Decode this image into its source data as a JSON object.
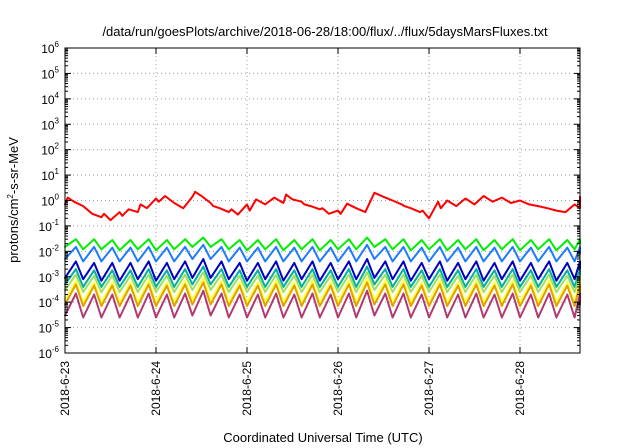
{
  "chart_data": {
    "type": "line",
    "title": "/data/run/goesPlots/archive/2018-06-28/18:00/flux/../flux/5daysMarsFluxes.txt",
    "xlabel": "Coordinated Universal Time (UTC)",
    "ylabel": {
      "base": "protons/cm",
      "sup": "2",
      "rest": "-s-sr-MeV"
    },
    "y_scale": "log",
    "ylim_exponents": [
      -6,
      6
    ],
    "y_tick_base": "10",
    "y_tick_exponents": [
      "-6",
      "-5",
      "-4",
      "-3",
      "-2",
      "-1",
      "0",
      "1",
      "2",
      "3",
      "4",
      "5",
      "6"
    ],
    "xlim_days": [
      "2018-06-23",
      "2018-06-28 ~19:00"
    ],
    "x_tick_labels": [
      "2018-6-23",
      "2018-6-24",
      "2018-6-25",
      "2018-6-26",
      "2018-6-27",
      "2018-6-28"
    ],
    "grid": true,
    "legend": "none",
    "series": [
      {
        "color": "#ff0000",
        "x_days": [
          0.0,
          0.03,
          0.1,
          0.2,
          0.3,
          0.4,
          0.43,
          0.5,
          0.6,
          0.63,
          0.7,
          0.8,
          0.83,
          0.9,
          1.0,
          1.03,
          1.1,
          1.2,
          1.3,
          1.4,
          1.43,
          1.5,
          1.6,
          1.63,
          1.7,
          1.8,
          1.83,
          1.9,
          2.0,
          2.03,
          2.1,
          2.2,
          2.3,
          2.4,
          2.43,
          2.5,
          2.6,
          2.63,
          2.7,
          2.8,
          2.83,
          2.9,
          3.0,
          3.03,
          3.1,
          3.2,
          3.3,
          3.4,
          3.5,
          3.6,
          3.7,
          3.73,
          3.8,
          3.9,
          3.93,
          4.0,
          4.1,
          4.13,
          4.2,
          4.3,
          4.4,
          4.5,
          4.6,
          4.7,
          4.8,
          4.9,
          5.0,
          5.1,
          5.2,
          5.3,
          5.4,
          5.5,
          5.6,
          5.7,
          5.77
        ],
        "values": [
          0.7,
          1.3,
          0.9,
          0.6,
          0.3,
          0.22,
          0.3,
          0.17,
          0.35,
          0.25,
          0.45,
          0.35,
          0.7,
          0.5,
          1.2,
          0.9,
          1.5,
          0.8,
          0.5,
          1.4,
          2.2,
          1.5,
          0.8,
          0.6,
          0.5,
          0.35,
          0.45,
          0.28,
          0.7,
          0.4,
          1.1,
          0.7,
          1.3,
          0.8,
          1.7,
          1.1,
          0.9,
          0.7,
          0.6,
          0.45,
          0.5,
          0.3,
          0.4,
          0.3,
          0.75,
          0.5,
          0.35,
          2.0,
          1.4,
          1.0,
          0.7,
          0.6,
          0.5,
          0.35,
          0.4,
          0.2,
          0.9,
          0.5,
          1.0,
          0.6,
          1.2,
          0.7,
          1.5,
          0.9,
          1.3,
          0.8,
          1.0,
          0.7,
          0.6,
          0.5,
          0.4,
          0.35,
          0.7,
          0.5,
          1.4
        ]
      },
      {
        "color": "#00ee00",
        "x_days": [
          0.0,
          0.12,
          0.2,
          0.32,
          0.4,
          0.52,
          0.6,
          0.72,
          0.8,
          0.92,
          1.0,
          1.12,
          1.2,
          1.32,
          1.4,
          1.52,
          1.6,
          1.72,
          1.8,
          1.92,
          2.0,
          2.12,
          2.2,
          2.32,
          2.4,
          2.52,
          2.6,
          2.72,
          2.8,
          2.92,
          3.0,
          3.12,
          3.2,
          3.32,
          3.4,
          3.52,
          3.6,
          3.72,
          3.8,
          3.92,
          4.0,
          4.12,
          4.2,
          4.32,
          4.4,
          4.52,
          4.6,
          4.72,
          4.8,
          4.92,
          5.0,
          5.12,
          5.2,
          5.32,
          5.4,
          5.52,
          5.6,
          5.72,
          5.77
        ],
        "values": [
          0.015,
          0.03,
          0.012,
          0.03,
          0.012,
          0.028,
          0.011,
          0.028,
          0.012,
          0.03,
          0.011,
          0.028,
          0.012,
          0.03,
          0.015,
          0.035,
          0.015,
          0.03,
          0.012,
          0.028,
          0.011,
          0.028,
          0.012,
          0.03,
          0.011,
          0.028,
          0.012,
          0.03,
          0.011,
          0.028,
          0.012,
          0.03,
          0.012,
          0.035,
          0.015,
          0.03,
          0.012,
          0.03,
          0.011,
          0.028,
          0.012,
          0.03,
          0.011,
          0.028,
          0.012,
          0.03,
          0.011,
          0.028,
          0.012,
          0.03,
          0.011,
          0.028,
          0.012,
          0.03,
          0.011,
          0.028,
          0.012,
          0.03,
          0.02
        ]
      },
      {
        "color": "#1e7bff",
        "x_days": [
          0.0,
          0.12,
          0.2,
          0.32,
          0.4,
          0.52,
          0.6,
          0.72,
          0.8,
          0.92,
          1.0,
          1.12,
          1.2,
          1.32,
          1.4,
          1.52,
          1.6,
          1.72,
          1.8,
          1.92,
          2.0,
          2.12,
          2.2,
          2.32,
          2.4,
          2.52,
          2.6,
          2.72,
          2.8,
          2.92,
          3.0,
          3.12,
          3.2,
          3.32,
          3.4,
          3.52,
          3.6,
          3.72,
          3.8,
          3.92,
          4.0,
          4.12,
          4.2,
          4.32,
          4.4,
          4.52,
          4.6,
          4.72,
          4.8,
          4.92,
          5.0,
          5.12,
          5.2,
          5.32,
          5.4,
          5.52,
          5.6,
          5.72,
          5.77
        ],
        "values": [
          0.005,
          0.015,
          0.004,
          0.015,
          0.004,
          0.014,
          0.004,
          0.014,
          0.004,
          0.015,
          0.004,
          0.014,
          0.004,
          0.015,
          0.005,
          0.018,
          0.005,
          0.015,
          0.004,
          0.014,
          0.004,
          0.014,
          0.004,
          0.015,
          0.004,
          0.014,
          0.004,
          0.015,
          0.004,
          0.014,
          0.004,
          0.015,
          0.004,
          0.018,
          0.005,
          0.015,
          0.004,
          0.015,
          0.004,
          0.014,
          0.004,
          0.015,
          0.004,
          0.014,
          0.004,
          0.015,
          0.004,
          0.014,
          0.004,
          0.015,
          0.004,
          0.014,
          0.004,
          0.015,
          0.004,
          0.014,
          0.004,
          0.015,
          0.008
        ]
      },
      {
        "color": "#0000c0",
        "x_days": [
          0.0,
          0.12,
          0.2,
          0.32,
          0.4,
          0.52,
          0.6,
          0.72,
          0.8,
          0.92,
          1.0,
          1.12,
          1.2,
          1.32,
          1.4,
          1.52,
          1.6,
          1.72,
          1.8,
          1.92,
          2.0,
          2.12,
          2.2,
          2.32,
          2.4,
          2.52,
          2.6,
          2.72,
          2.8,
          2.92,
          3.0,
          3.12,
          3.2,
          3.32,
          3.4,
          3.52,
          3.6,
          3.72,
          3.8,
          3.92,
          4.0,
          4.12,
          4.2,
          4.32,
          4.4,
          4.52,
          4.6,
          4.72,
          4.8,
          4.92,
          5.0,
          5.12,
          5.2,
          5.32,
          5.4,
          5.52,
          5.6,
          5.72,
          5.77
        ],
        "values": [
          0.0009,
          0.004,
          0.0008,
          0.0035,
          0.0007,
          0.0035,
          0.0007,
          0.0035,
          0.0008,
          0.004,
          0.0007,
          0.0035,
          0.0008,
          0.004,
          0.0009,
          0.005,
          0.0009,
          0.004,
          0.0008,
          0.0035,
          0.0007,
          0.0035,
          0.0008,
          0.004,
          0.0007,
          0.0035,
          0.0008,
          0.004,
          0.0007,
          0.0035,
          0.0008,
          0.004,
          0.0008,
          0.005,
          0.0009,
          0.004,
          0.0008,
          0.004,
          0.0007,
          0.0035,
          0.0008,
          0.004,
          0.0007,
          0.0035,
          0.0008,
          0.004,
          0.0007,
          0.0035,
          0.0008,
          0.004,
          0.0007,
          0.0035,
          0.0008,
          0.004,
          0.0007,
          0.0035,
          0.0008,
          0.004,
          0.002
        ]
      },
      {
        "color": "#00b0a0",
        "x_days": [
          0.0,
          0.12,
          0.2,
          0.32,
          0.4,
          0.52,
          0.6,
          0.72,
          0.8,
          0.92,
          1.0,
          1.12,
          1.2,
          1.32,
          1.4,
          1.52,
          1.6,
          1.72,
          1.8,
          1.92,
          2.0,
          2.12,
          2.2,
          2.32,
          2.4,
          2.52,
          2.6,
          2.72,
          2.8,
          2.92,
          3.0,
          3.12,
          3.2,
          3.32,
          3.4,
          3.52,
          3.6,
          3.72,
          3.8,
          3.92,
          4.0,
          4.12,
          4.2,
          4.32,
          4.4,
          4.52,
          4.6,
          4.72,
          4.8,
          4.92,
          5.0,
          5.12,
          5.2,
          5.32,
          5.4,
          5.52,
          5.6,
          5.72,
          5.77
        ],
        "values": [
          0.0005,
          0.002,
          0.0004,
          0.0018,
          0.0004,
          0.0018,
          0.0004,
          0.0018,
          0.0004,
          0.002,
          0.0004,
          0.0018,
          0.0004,
          0.002,
          0.0005,
          0.0025,
          0.0005,
          0.002,
          0.0004,
          0.0018,
          0.0004,
          0.0018,
          0.0004,
          0.002,
          0.0004,
          0.0018,
          0.0004,
          0.002,
          0.0004,
          0.0018,
          0.0004,
          0.002,
          0.0004,
          0.0025,
          0.0005,
          0.002,
          0.0004,
          0.002,
          0.0004,
          0.0018,
          0.0004,
          0.002,
          0.0004,
          0.0018,
          0.0004,
          0.002,
          0.0004,
          0.0018,
          0.0004,
          0.002,
          0.0004,
          0.0018,
          0.0004,
          0.002,
          0.0004,
          0.0018,
          0.0004,
          0.002,
          0.001
        ]
      },
      {
        "color": "#a0e060",
        "x_days": [
          0.0,
          0.12,
          0.2,
          0.32,
          0.4,
          0.52,
          0.6,
          0.72,
          0.8,
          0.92,
          1.0,
          1.12,
          1.2,
          1.32,
          1.4,
          1.52,
          1.6,
          1.72,
          1.8,
          1.92,
          2.0,
          2.12,
          2.2,
          2.32,
          2.4,
          2.52,
          2.6,
          2.72,
          2.8,
          2.92,
          3.0,
          3.12,
          3.2,
          3.32,
          3.4,
          3.52,
          3.6,
          3.72,
          3.8,
          3.92,
          4.0,
          4.12,
          4.2,
          4.32,
          4.4,
          4.52,
          4.6,
          4.72,
          4.8,
          4.92,
          5.0,
          5.12,
          5.2,
          5.32,
          5.4,
          5.52,
          5.6,
          5.72,
          5.77
        ],
        "values": [
          0.0003,
          0.0012,
          0.00025,
          0.0011,
          0.00025,
          0.0011,
          0.00025,
          0.0011,
          0.00025,
          0.0012,
          0.00025,
          0.0011,
          0.00025,
          0.0012,
          0.0003,
          0.0015,
          0.0003,
          0.0012,
          0.00025,
          0.0011,
          0.00025,
          0.0011,
          0.00025,
          0.0012,
          0.00025,
          0.0011,
          0.00025,
          0.0012,
          0.00025,
          0.0011,
          0.00025,
          0.0012,
          0.00025,
          0.0015,
          0.0003,
          0.0012,
          0.00025,
          0.0012,
          0.00025,
          0.0011,
          0.00025,
          0.0012,
          0.00025,
          0.0011,
          0.00025,
          0.0012,
          0.00025,
          0.0011,
          0.00025,
          0.0012,
          0.00025,
          0.0011,
          0.00025,
          0.0012,
          0.00025,
          0.0011,
          0.00025,
          0.0012,
          0.0006
        ]
      },
      {
        "color": "#ffff40",
        "x_days": [
          0.0,
          0.12,
          0.2,
          0.32,
          0.4,
          0.52,
          0.6,
          0.72,
          0.8,
          0.92,
          1.0,
          1.12,
          1.2,
          1.32,
          1.4,
          1.52,
          1.6,
          1.72,
          1.8,
          1.92,
          2.0,
          2.12,
          2.2,
          2.32,
          2.4,
          2.52,
          2.6,
          2.72,
          2.8,
          2.92,
          3.0,
          3.12,
          3.2,
          3.32,
          3.4,
          3.52,
          3.6,
          3.72,
          3.8,
          3.92,
          4.0,
          4.12,
          4.2,
          4.32,
          4.4,
          4.52,
          4.6,
          4.72,
          4.8,
          4.92,
          5.0,
          5.12,
          5.2,
          5.32,
          5.4,
          5.52,
          5.6,
          5.72,
          5.77
        ],
        "values": [
          0.00012,
          0.0007,
          0.0001,
          0.0006,
          0.0001,
          0.0006,
          0.0001,
          0.0006,
          0.0001,
          0.0007,
          0.0001,
          0.0006,
          0.0001,
          0.0007,
          0.00012,
          0.0009,
          0.00012,
          0.0007,
          0.0001,
          0.0006,
          0.0001,
          0.0006,
          0.0001,
          0.0007,
          0.0001,
          0.0006,
          0.0001,
          0.0007,
          0.0001,
          0.0006,
          0.0001,
          0.0007,
          0.0001,
          0.0009,
          0.00012,
          0.0007,
          0.0001,
          0.0007,
          0.0001,
          0.0006,
          0.0001,
          0.0007,
          0.0001,
          0.0006,
          0.0001,
          0.0007,
          0.0001,
          0.0006,
          0.0001,
          0.0007,
          0.0001,
          0.0006,
          0.0001,
          0.0007,
          0.0001,
          0.0006,
          0.0001,
          0.0007,
          0.0003
        ]
      },
      {
        "color": "#e0a000",
        "x_days": [
          0.0,
          0.12,
          0.2,
          0.32,
          0.4,
          0.52,
          0.6,
          0.72,
          0.8,
          0.92,
          1.0,
          1.12,
          1.2,
          1.32,
          1.4,
          1.52,
          1.6,
          1.72,
          1.8,
          1.92,
          2.0,
          2.12,
          2.2,
          2.32,
          2.4,
          2.52,
          2.6,
          2.72,
          2.8,
          2.92,
          3.0,
          3.12,
          3.2,
          3.32,
          3.4,
          3.52,
          3.6,
          3.72,
          3.8,
          3.92,
          4.0,
          4.12,
          4.2,
          4.32,
          4.4,
          4.52,
          4.6,
          4.72,
          4.8,
          4.92,
          5.0,
          5.12,
          5.2,
          5.32,
          5.4,
          5.52,
          5.6,
          5.72,
          5.77
        ],
        "values": [
          8e-05,
          0.0005,
          7e-05,
          0.00045,
          7e-05,
          0.00045,
          7e-05,
          0.00045,
          7e-05,
          0.0005,
          7e-05,
          0.00045,
          7e-05,
          0.0005,
          8e-05,
          0.0006,
          8e-05,
          0.0005,
          7e-05,
          0.00045,
          7e-05,
          0.00045,
          7e-05,
          0.0005,
          7e-05,
          0.00045,
          7e-05,
          0.0005,
          7e-05,
          0.00045,
          7e-05,
          0.0005,
          7e-05,
          0.0006,
          8e-05,
          0.0005,
          7e-05,
          0.0005,
          7e-05,
          0.00045,
          7e-05,
          0.0005,
          7e-05,
          0.00045,
          7e-05,
          0.0005,
          7e-05,
          0.00045,
          7e-05,
          0.0005,
          7e-05,
          0.00045,
          7e-05,
          0.0005,
          7e-05,
          0.00045,
          7e-05,
          0.0005,
          0.0002
        ]
      },
      {
        "color": "#b03a70",
        "x_days": [
          0.0,
          0.12,
          0.2,
          0.32,
          0.4,
          0.52,
          0.6,
          0.72,
          0.8,
          0.92,
          1.0,
          1.12,
          1.2,
          1.32,
          1.4,
          1.52,
          1.6,
          1.72,
          1.8,
          1.92,
          2.0,
          2.12,
          2.2,
          2.32,
          2.4,
          2.52,
          2.6,
          2.72,
          2.8,
          2.92,
          3.0,
          3.12,
          3.2,
          3.32,
          3.4,
          3.52,
          3.6,
          3.72,
          3.8,
          3.92,
          4.0,
          4.12,
          4.2,
          4.32,
          4.4,
          4.52,
          4.6,
          4.72,
          4.8,
          4.92,
          5.0,
          5.12,
          5.2,
          5.32,
          5.4,
          5.52,
          5.6,
          5.72,
          5.77
        ],
        "values": [
          3e-05,
          0.00022,
          2.5e-05,
          0.0002,
          2.5e-05,
          0.0002,
          2.5e-05,
          0.0002,
          2.5e-05,
          0.00022,
          2.5e-05,
          0.0002,
          2.5e-05,
          0.00022,
          3e-05,
          0.00028,
          3e-05,
          0.00022,
          2.5e-05,
          0.0002,
          2.5e-05,
          0.0002,
          2.5e-05,
          0.00022,
          2.5e-05,
          0.0002,
          2.5e-05,
          0.00022,
          2.5e-05,
          0.0002,
          2.5e-05,
          0.00022,
          2.5e-05,
          0.00028,
          3e-05,
          0.00022,
          2.5e-05,
          0.00022,
          2.5e-05,
          0.0002,
          2.5e-05,
          0.00022,
          2.5e-05,
          0.0002,
          2.5e-05,
          0.00022,
          2.5e-05,
          0.0002,
          2.5e-05,
          0.00022,
          2.5e-05,
          0.0002,
          2.5e-05,
          0.00022,
          2.5e-05,
          0.0002,
          2.5e-05,
          0.00022,
          8e-05
        ]
      }
    ]
  }
}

☆ ☆ ☆ ☆ ☆ ☆ ☆

▶ [EXERCISE DETAILS]: Determine how many lines of the entries above carry the string "color", and give that number alone.

▶ [FINISHED EXERCISE]: 9